• _Stored rows_:
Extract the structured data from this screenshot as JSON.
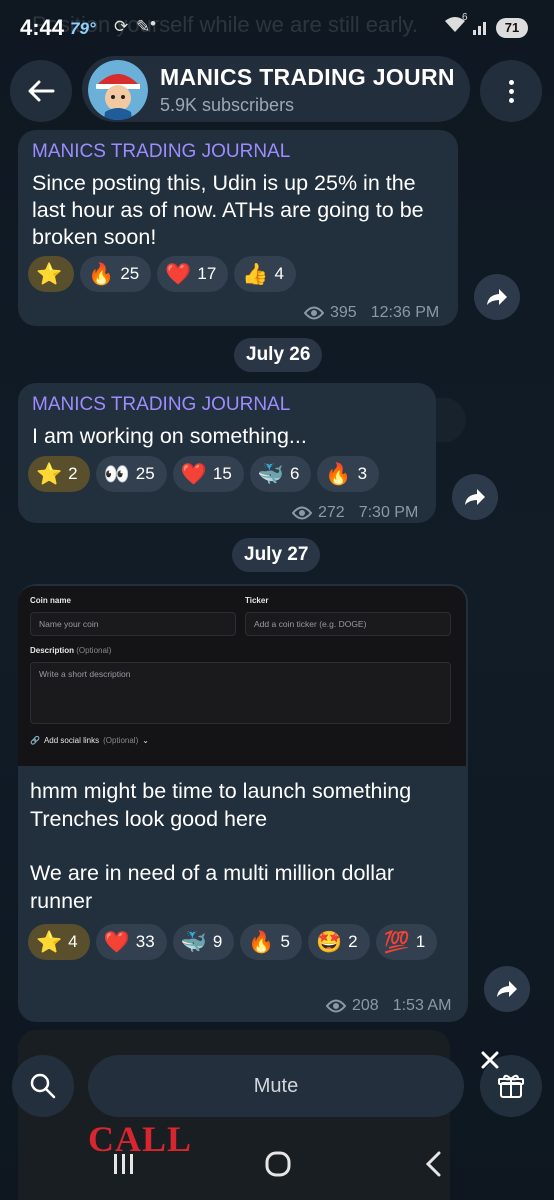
{
  "status_bar": {
    "time": "4:44",
    "temp": "79°",
    "ghost_text": "Position yourself while we are still early.",
    "battery": "71",
    "signal_badge": "6"
  },
  "header": {
    "title": "MANICS TRADING JOURN",
    "subscribers": "5.9K subscribers"
  },
  "messages": [
    {
      "sender": "MANICS TRADING JOURNAL",
      "text": "Since posting this, Udin is up 25% in the last hour as of now. ATHs are going to be broken soon!",
      "reactions": [
        {
          "emoji": "⭐",
          "count": ""
        },
        {
          "emoji": "🔥",
          "count": "25"
        },
        {
          "emoji": "❤️",
          "count": "17"
        },
        {
          "emoji": "👍",
          "count": "4"
        }
      ],
      "views": "395",
      "time": "12:36 PM"
    },
    {
      "sender": "MANICS TRADING JOURNAL",
      "text": "I am working on something...",
      "reactions": [
        {
          "emoji": "⭐",
          "count": "2"
        },
        {
          "emoji": "👀",
          "count": "25"
        },
        {
          "emoji": "❤️",
          "count": "15"
        },
        {
          "emoji": "🐳",
          "count": "6"
        },
        {
          "emoji": "🔥",
          "count": "3"
        }
      ],
      "views": "272",
      "time": "7:30 PM"
    },
    {
      "image_form": {
        "coin_name_label": "Coin name",
        "coin_name_placeholder": "Name your coin",
        "ticker_label": "Ticker",
        "ticker_placeholder": "Add a coin ticker (e.g. DOGE)",
        "description_label": "Description",
        "description_optional": "(Optional)",
        "description_placeholder": "Write a short description",
        "social_links": "Add social links",
        "social_optional": "(Optional)"
      },
      "text_line1": "hmm might be time to launch something",
      "text_line2": "Trenches look good here",
      "text_line3": "We are in need of a multi million dollar",
      "text_line4": "runner",
      "reactions": [
        {
          "emoji": "⭐",
          "count": "4"
        },
        {
          "emoji": "❤️",
          "count": "33"
        },
        {
          "emoji": "🐳",
          "count": "9"
        },
        {
          "emoji": "🔥",
          "count": "5"
        },
        {
          "emoji": "🤩",
          "count": "2"
        },
        {
          "emoji": "💯",
          "count": "1"
        }
      ],
      "views": "208",
      "time": "1:53 AM"
    }
  ],
  "dates": [
    "July 26",
    "July 27"
  ],
  "bottom": {
    "mute_label": "Mute",
    "partial_card_text": "CALL"
  },
  "colors": {
    "sender": "#9d8cff",
    "bubble": "#222f3d",
    "background": "#101a24"
  }
}
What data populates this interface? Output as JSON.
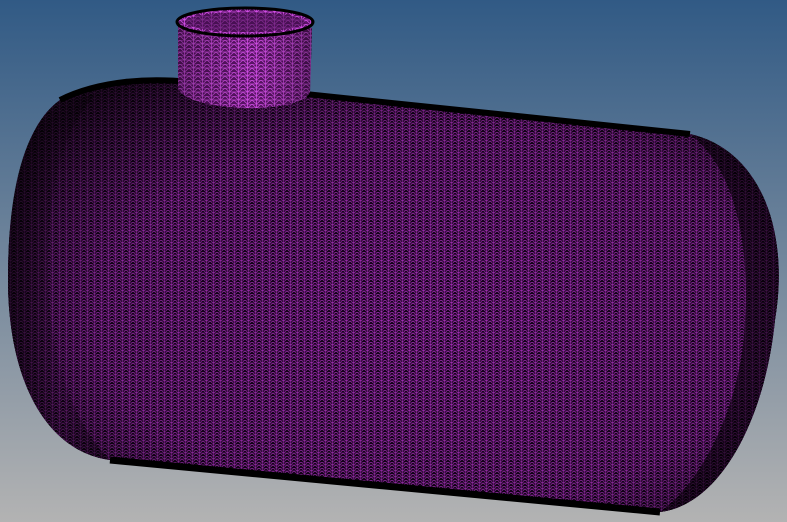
{
  "viewport": {
    "background_top": "#315a85",
    "background_bottom": "#b3b3b3",
    "mesh_color": "#b032c4",
    "mesh_shadow": "#1a0420",
    "edge_color": "#000000"
  },
  "model": {
    "icon": "cylindrical-tank-mesh",
    "parts": [
      "tank-body",
      "nozzle"
    ]
  }
}
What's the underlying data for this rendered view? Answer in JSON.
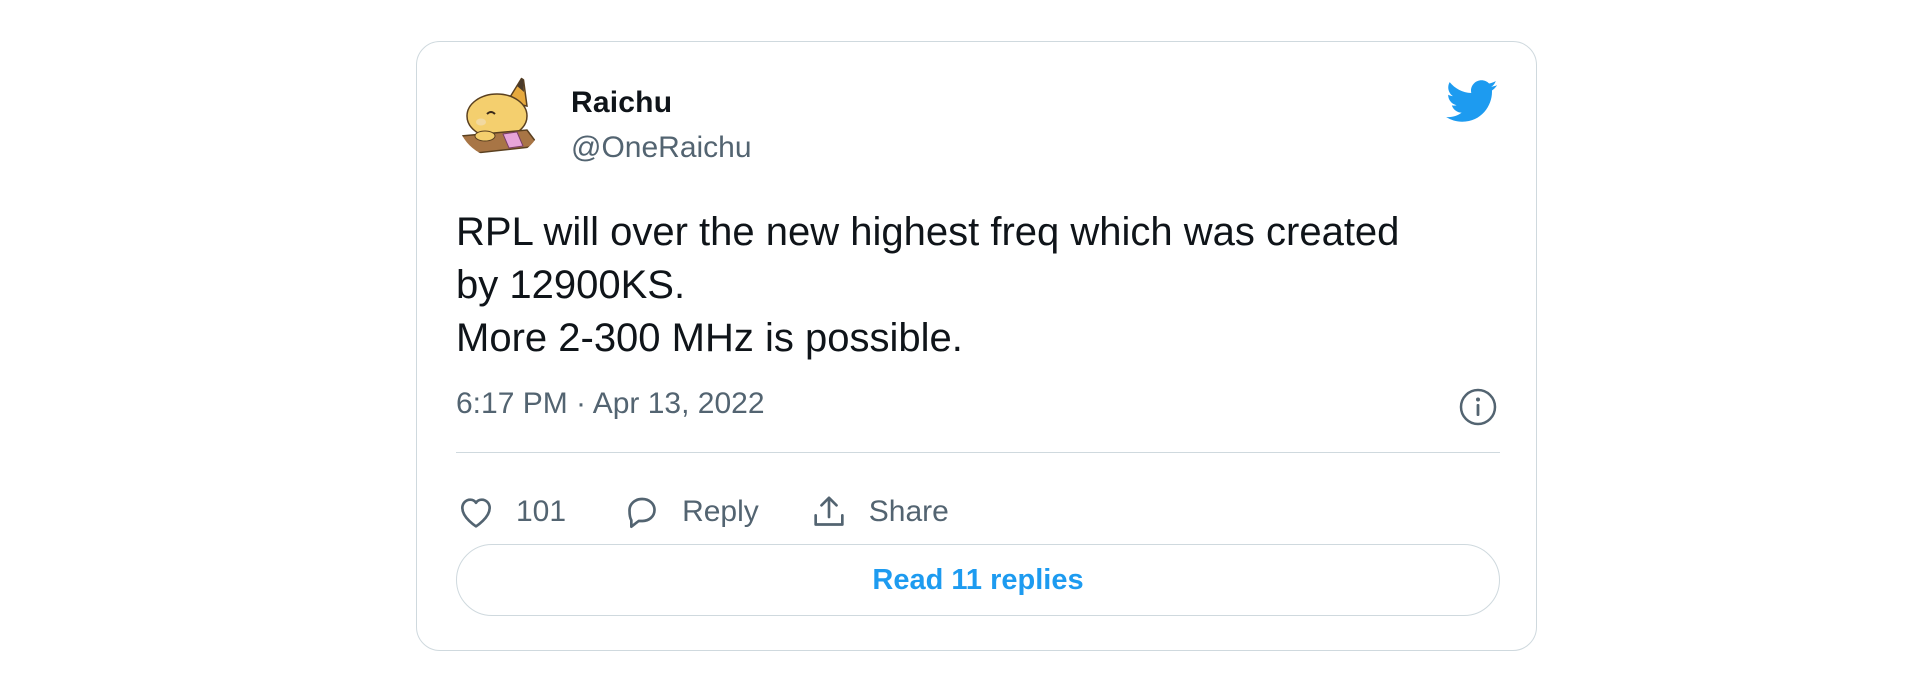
{
  "author": {
    "name": "Raichu",
    "handle": "@OneRaichu",
    "avatar_icon": "raichu-avatar"
  },
  "brand_icon": "twitter-bird-icon",
  "tweet": {
    "lines": [
      "RPL will over the new highest freq which was created",
      "by 12900KS.",
      "More 2-300 MHz is possible."
    ],
    "timestamp": "6:17 PM · Apr 13, 2022"
  },
  "actions": {
    "like_count": "101",
    "reply_label": "Reply",
    "share_label": "Share"
  },
  "read_replies_label": "Read 11 replies",
  "colors": {
    "brand_blue": "#1d9bf0",
    "text_primary": "#0f1419",
    "text_secondary": "#536471",
    "border": "#cfd9de"
  }
}
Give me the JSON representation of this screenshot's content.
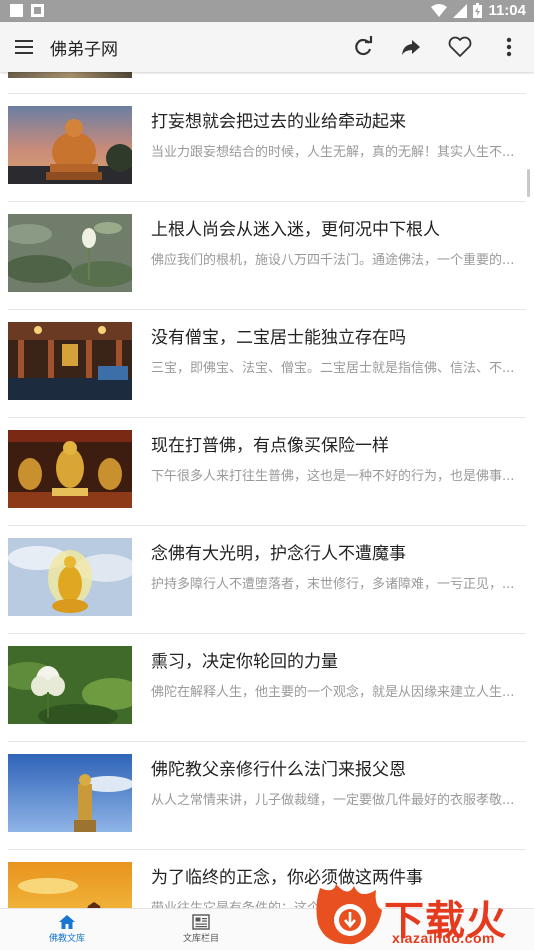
{
  "status_bar": {
    "time": "11:04"
  },
  "app_bar": {
    "title": "佛弟子网",
    "icons": [
      "menu-icon",
      "refresh-icon",
      "share-icon",
      "heart-icon",
      "more-vertical-icon"
    ]
  },
  "articles": [
    {
      "title": "打妄想就会把过去的业给牵动起来",
      "summary": "当业力跟妄想结合的时候，人生无解，真的无解！其实人生不...",
      "image": "buddha-statue-sunset"
    },
    {
      "title": "上根人尚会从迷入迷，更何况中下根人",
      "summary": "佛应我们的根机，施设八万四千法门。通途佛法，一个重要的...",
      "image": "lotus-bud-pond"
    },
    {
      "title": "没有僧宝，二宝居士能独立存在吗",
      "summary": "三宝，即佛宝、法宝、僧宝。二宝居士就是指信佛、信法、不...",
      "image": "temple-hall-assembly"
    },
    {
      "title": "现在打普佛，有点像买保险一样",
      "summary": "下午很多人来打往生普佛，这也是一种不好的行为，也是佛事...",
      "image": "golden-buddhas-altar"
    },
    {
      "title": "念佛有大光明，护念行人不遭魔事",
      "summary": "护持多障行人不遭堕落者，末世修行，多诸障难，一亏正见，...",
      "image": "golden-buddha-sky"
    },
    {
      "title": "熏习，决定你轮回的力量",
      "summary": "佛陀在解释人生，他主要的一个观念，就是从因缘来建立人生...",
      "image": "white-lotus-leaves"
    },
    {
      "title": "佛陀教父亲修行什么法门来报父恩",
      "summary": "从人之常情来讲，儿子做裁缝，一定要做几件最好的衣服孝敬...",
      "image": "giant-buddha-blue-sky"
    },
    {
      "title": "为了临终的正念，你必须做这两件事",
      "summary": "带业往生它是有条件的：这个条件...",
      "image": "orange-sky-silhouette"
    }
  ],
  "bottom_nav": [
    {
      "label": "佛教文库",
      "icon": "home-icon",
      "active": true
    },
    {
      "label": "文库栏目",
      "icon": "newspaper-icon",
      "active": false
    }
  ],
  "watermark": {
    "text": "下载火",
    "url": "xiazaihuo.com"
  },
  "colors": {
    "accent": "#1976d2",
    "app_bar": "#f5f5f5",
    "watermark": "#e53a1e"
  }
}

• _Problem details_: Among the records above, how many lines carry the string "JSON"? Reply with the number alone.

• _Exercise result_: 4